STATED PROBLEM: Count the lines below that contain the word "predvidoma", and report only that number.

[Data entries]
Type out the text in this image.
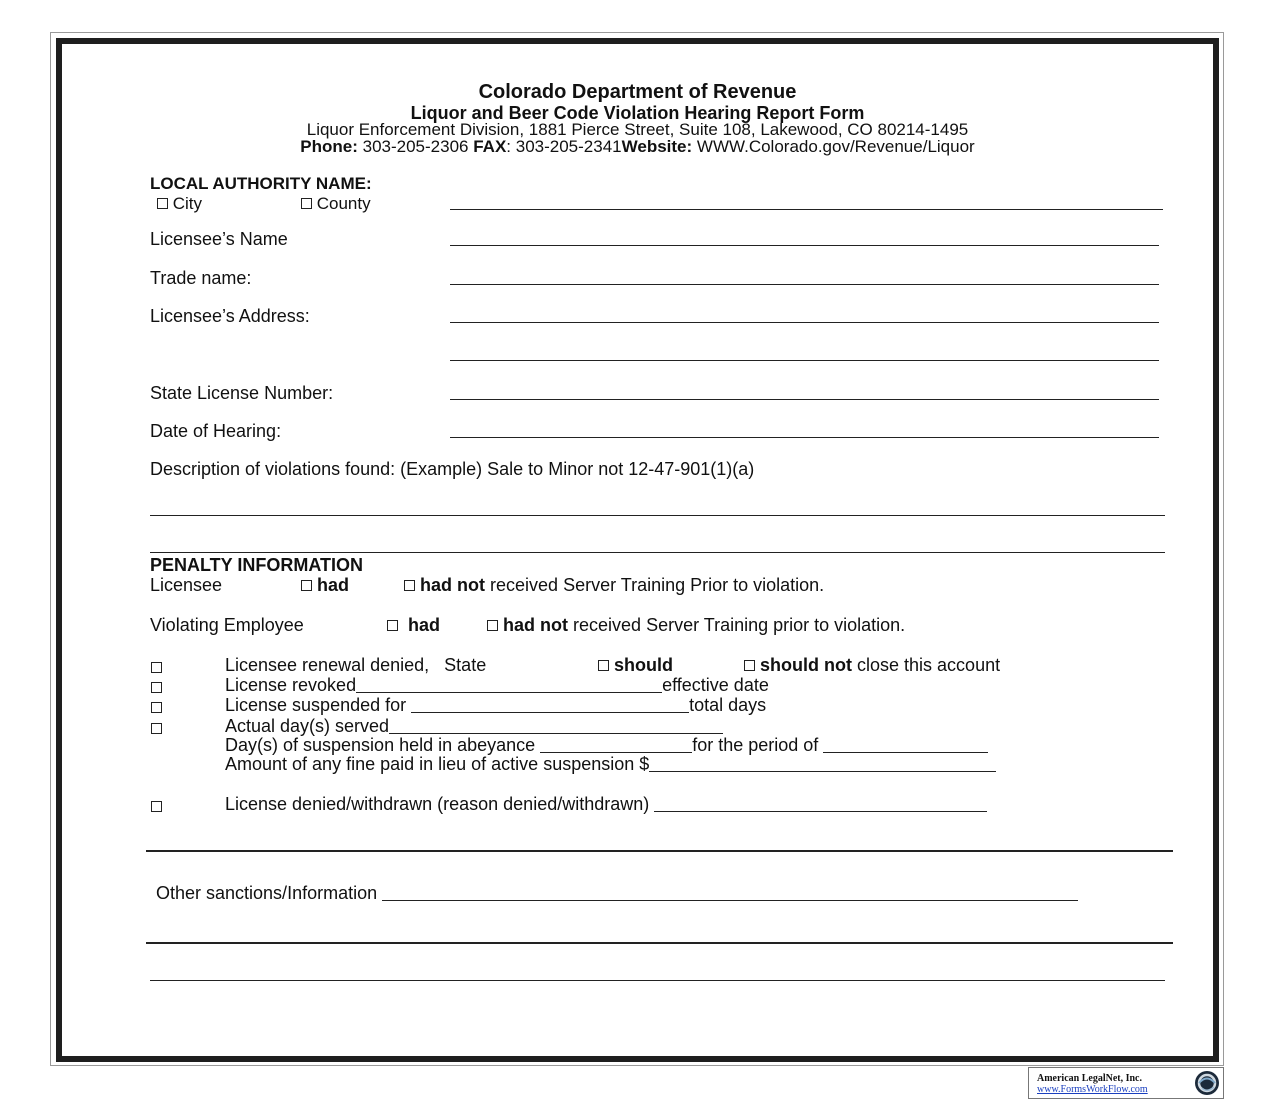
Colorado Department of Revenue
Liquor and Beer Code Violation Hearing Report Form
Liquor Enforcement Division, 1881 Pierce Street, Suite 108, Lakewood, CO 80214-1495
Phone: 303-205-2306 FAX: 303-205-2341Website: WWW.Colorado.gov/Revenue/Liquor
LOCAL AUTHORITY NAME:
City	County
Licensee’s Name
Trade name:
Licensee’s Address:
State License Number:
Date of Hearing:
Description of violations found: (Example) Sale to Minor not 12-47-901(1)(a)
PENALTY INFORMATION
Licensee	had	had not received Server Training Prior to violation.
Violating Employee	had	had not received Server Training prior to violation.
Licensee renewal denied, State	should	should not close this account
License revoked	effective date
License suspended for	total days
Actual day(s) served
Day(s) of suspension held in abeyance	for the period of
Amount of any fine paid in lieu of active suspension $
License denied/withdrawn (reason denied/withdrawn)
Other sanctions/Information
American LegalNet, Inc.
www.FormsWorkFlow.com
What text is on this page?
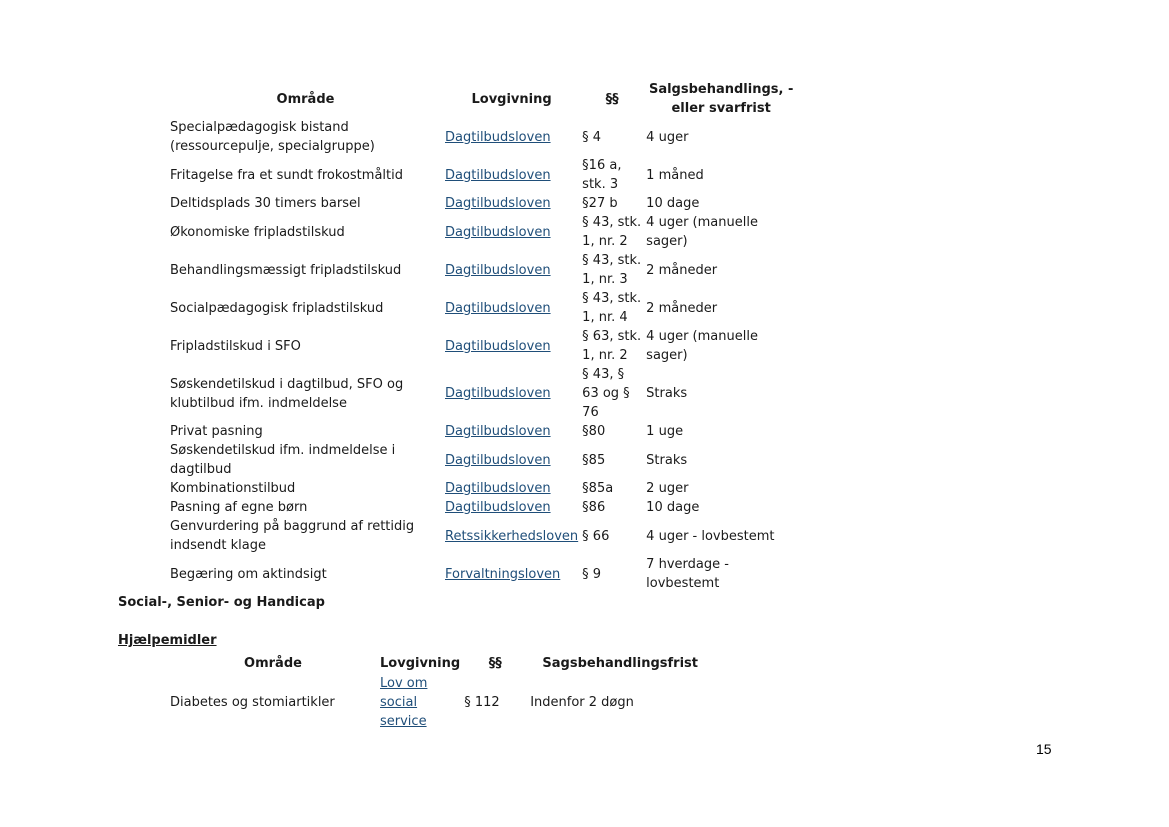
Område	Lovgivning	§§	Salgsbehandlings, -eller svarfrist
Specialpædagogisk bistand (ressourcepulje, specialgruppe)	Dagtilbudsloven	§ 4	4 uger
Fritagelse fra et sundt frokostmåltid	Dagtilbudsloven	§16 a, stk. 3	1 måned
Deltidsplads 30 timers barsel	Dagtilbudsloven	§27 b	10 dage
Økonomiske fripladstilskud	Dagtilbudsloven	§ 43, stk. 1, nr. 2	4 uger (manuelle sager)
Behandlingsmæssigt fripladstilskud	Dagtilbudsloven	§ 43, stk. 1, nr. 3	2 måneder
Socialpædagogisk fripladstilskud	Dagtilbudsloven	§ 43, stk. 1, nr. 4	2 måneder
Fripladstilskud i SFO	Dagtilbudsloven	§ 63, stk. 1, nr. 2	4 uger (manuelle sager)
Søskendetilskud i dagtilbud, SFO og klubtilbud ifm. indmeldelse	Dagtilbudsloven	§ 43, § 63 og § 76	Straks
Privat pasning	Dagtilbudsloven	§80	1 uge
Søskendetilskud ifm. indmeldelse i dagtilbud	Dagtilbudsloven	§85	Straks
Kombinationstilbud	Dagtilbudsloven	§85a	2 uger
Pasning af egne børn	Dagtilbudsloven	§86	10 dage
Genvurdering på baggrund af rettidig indsendt klage	Retssikkerhedsloven	§ 66	4 uger - lovbestemt
Begæring om aktindsigt	Forvaltningsloven	§ 9	7 hverdage - lovbestemt
Social-, Senior- og Handicap
Hjælpemidler
Område	Lovgivning	§§	Sagsbehandlingsfrist
Diabetes og stomiartikler	Lov om social service	§ 112	Indenfor 2 døgn
15
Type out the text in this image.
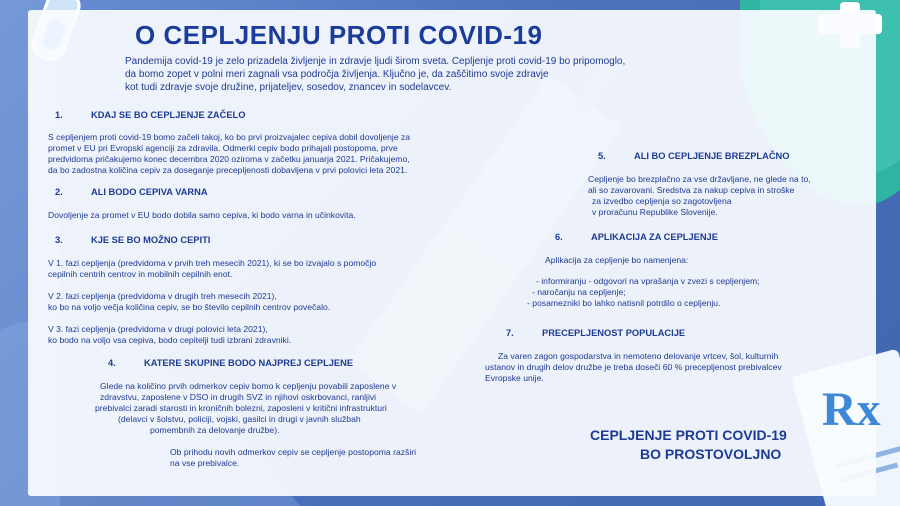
Rx
O CEPLJENJU PROTI COVID-19
Pandemija covid-19 je zelo prizadela življenje in zdravje ljudi širom sveta. Cepljenje proti covid-19 bo pripomoglo,
da bomo zopet v polni meri zagnali vsa področja življenja. Ključno je, da zaščitimo svoje zdravje
kot tudi zdravje svoje družine, prijateljev, sosedov, znancev in sodelavcev.
1.	KDAJ SE BO CEPLJENJE ZAČELO
S cepljenjem proti covid-19 bomo začeli takoj, ko bo prvi proizvajalec cepiva dobil dovoljenje za
promet v EU pri Evropski agenciji za zdravila. Odmerki cepiv bodo prihajali postopoma, prve
predvidoma pričakujemo konec decembra 2020 oziroma v začetku januarja 2021. Pričakujemo,
da bo zadostna količina cepiv za doseganje precepljenosti dobavljena v prvi polovici leta 2021.
2.	ALI BODO CEPIVA VARNA
Dovoljenje za promet v EU bodo dobila samo cepiva, ki bodo varna in učinkovita.
3.	KJE SE BO MOŽNO CEPITI
V 1. fazi cepljenja (predvidoma v prvih treh mesecih 2021), ki se bo izvajalo s pomočjo
cepilnih centrih centrov in mobilnih cepilnih enot.
V 2. fazi cepljenja (predvidoma v drugih treh mesecih 2021),
ko bo na voljo večja količina cepiv, se bo število cepilnih centrov povečalo.
V 3. fazi cepljenja (predvidoma v drugi polovici leta 2021),
ko bodo na voljo vsa cepiva, bodo cepitelji tudi izbrani zdravniki.
4.	KATERE SKUPINE BODO NAJPREJ CEPLJENE
Glede na količino prvih odmerkov cepiv bomo k cepljenju povabili zaposlene v
zdravstvu, zaposlene v DSO in drugih SVZ in njihovi oskrbovanci, ranljivi
prebivalci zaradi starosti in kroničnih bolezni, zaposleni v kritični infrastrukturi
(delavci v šolstvu, policiji, vojski, gasilci in drugi v javnih službah
pomembnih za delovanje družbe).
Ob prihodu novih odmerkov cepiv se cepljenje postopoma razširi
na vse prebivalce.
5.	ALI BO CEPLJENJE BREZPLAČNO
Cepljenje bo brezplačno za vse državljane, ne glede na to,
ali so zavarovani. Sredstva za nakup cepiva in stroške
za izvedbo cepljenja so zagotovljena
v proračunu Republike Slovenije.
6.	APLIKACIJA ZA CEPLJENJE
Aplikacija za cepljenje bo namenjena:
- informiranju - odgovori na vprašanja v zvezi s cepljenjem;
- naročanju na cepljenje;
- posamezniki bo lahko natisnil potrdilo o cepljenju.
7.	PRECEPLJENOST POPULACIJE
Za varen zagon gospodarstva in nemoteno delovanje vrtcev, šol, kulturnih
ustanov in drugih delov družbe je treba doseči 60 % precepljenost prebivalcev
Evropske unije.
CEPLJENJE PROTI COVID-19
BO PROSTOVOLJNO
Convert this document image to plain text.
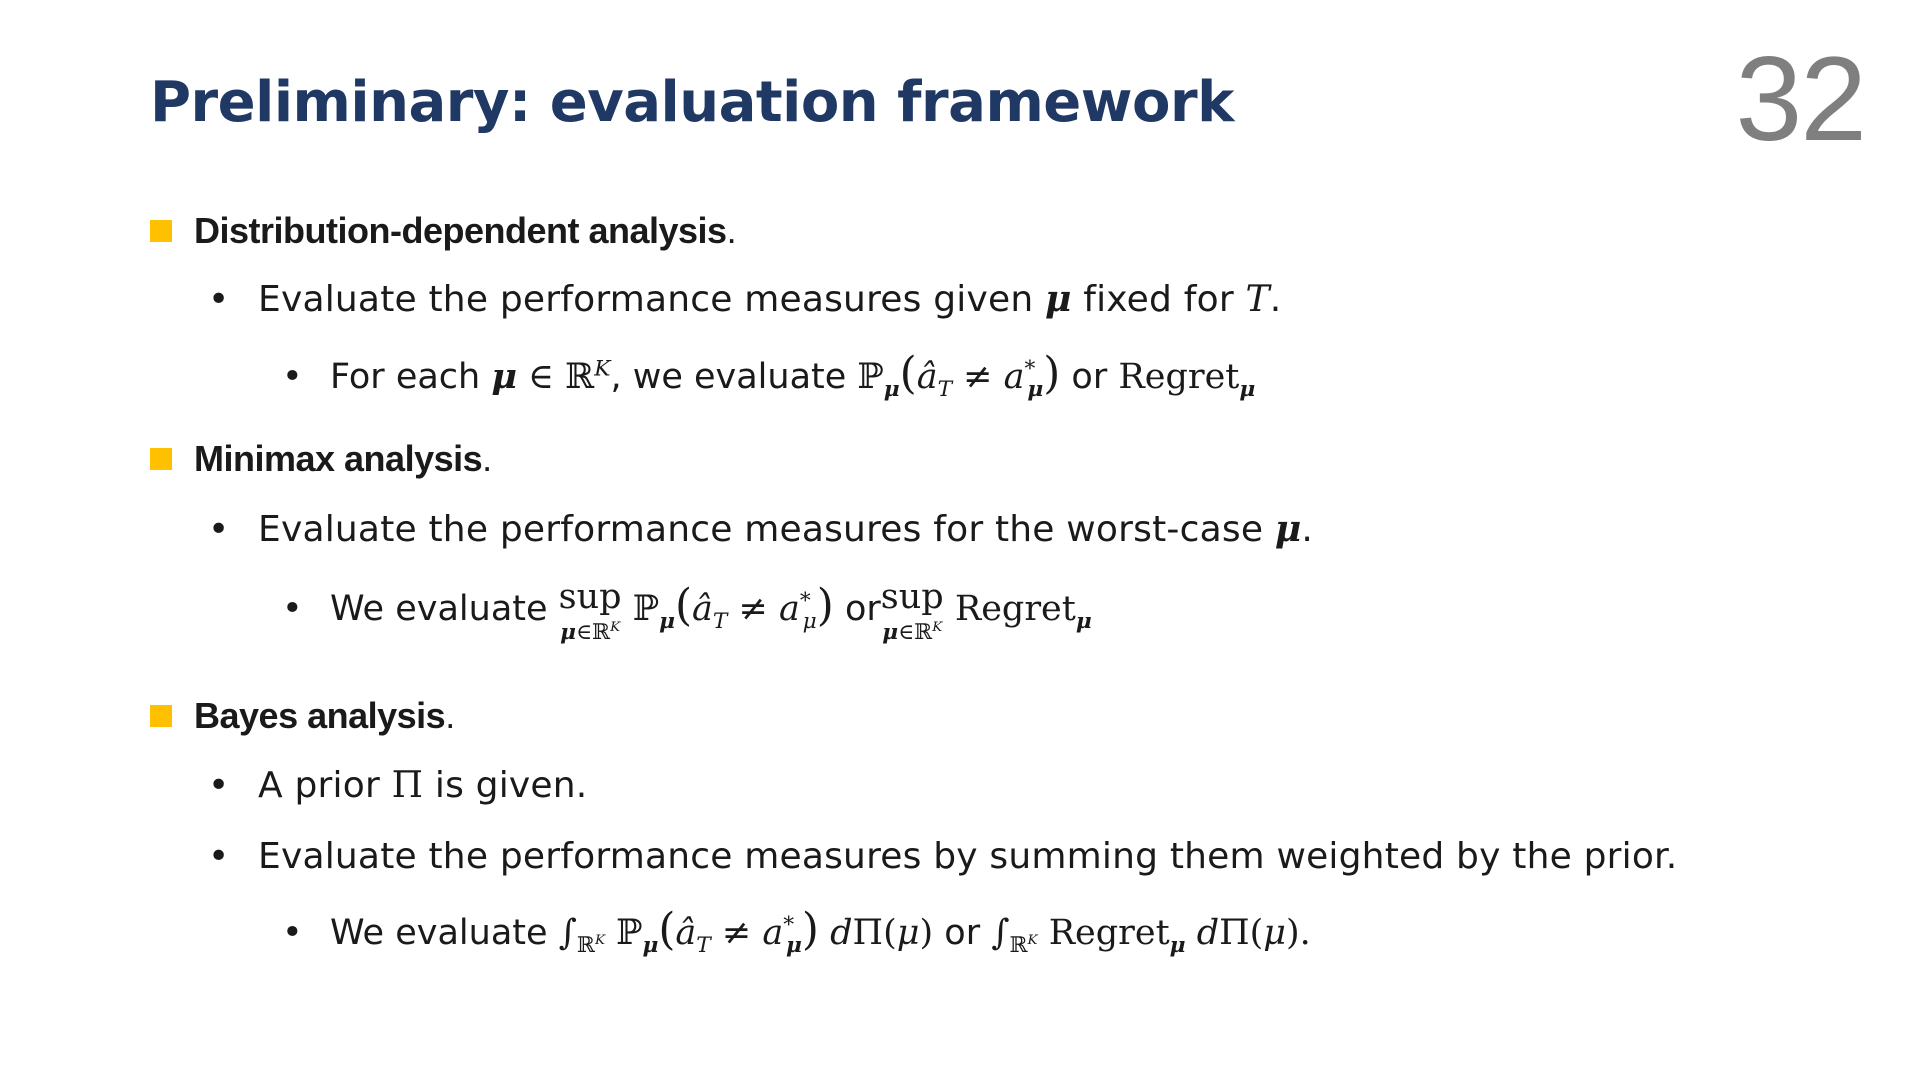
Preliminary: evaluation framework	32
Distribution-dependent analysis .
• Evaluate the performance measures given μ fixed for T.
• For each μ ∈ ℝ$^K$, we evaluate $ℙ_\mu(â_T \ne a^*_\mu)$ or Regret$_\mu$
Minimax analysis .
• Evaluate the performance measures for the worst-case μ.
• We evaluate sup
μ∈ℝ$^K$ $ℙ_\mu(â_T \ne a^*_\mu)$ or sup
μ∈ℝ$^K$ Regret$_\mu$
Bayes analysis .
• A prior Π is given.
• Evaluate the performance measures by summing them weighted by the prior.
• We evaluate $\int_{ℝ^K}$ $ℙ_\mu(â_T \ne a^*_\mu)$ dΠ(μ) or $\int_{ℝ^K}$ Regret$_\mu$ dΠ(μ).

RESULT OF THE EXERCISE: 4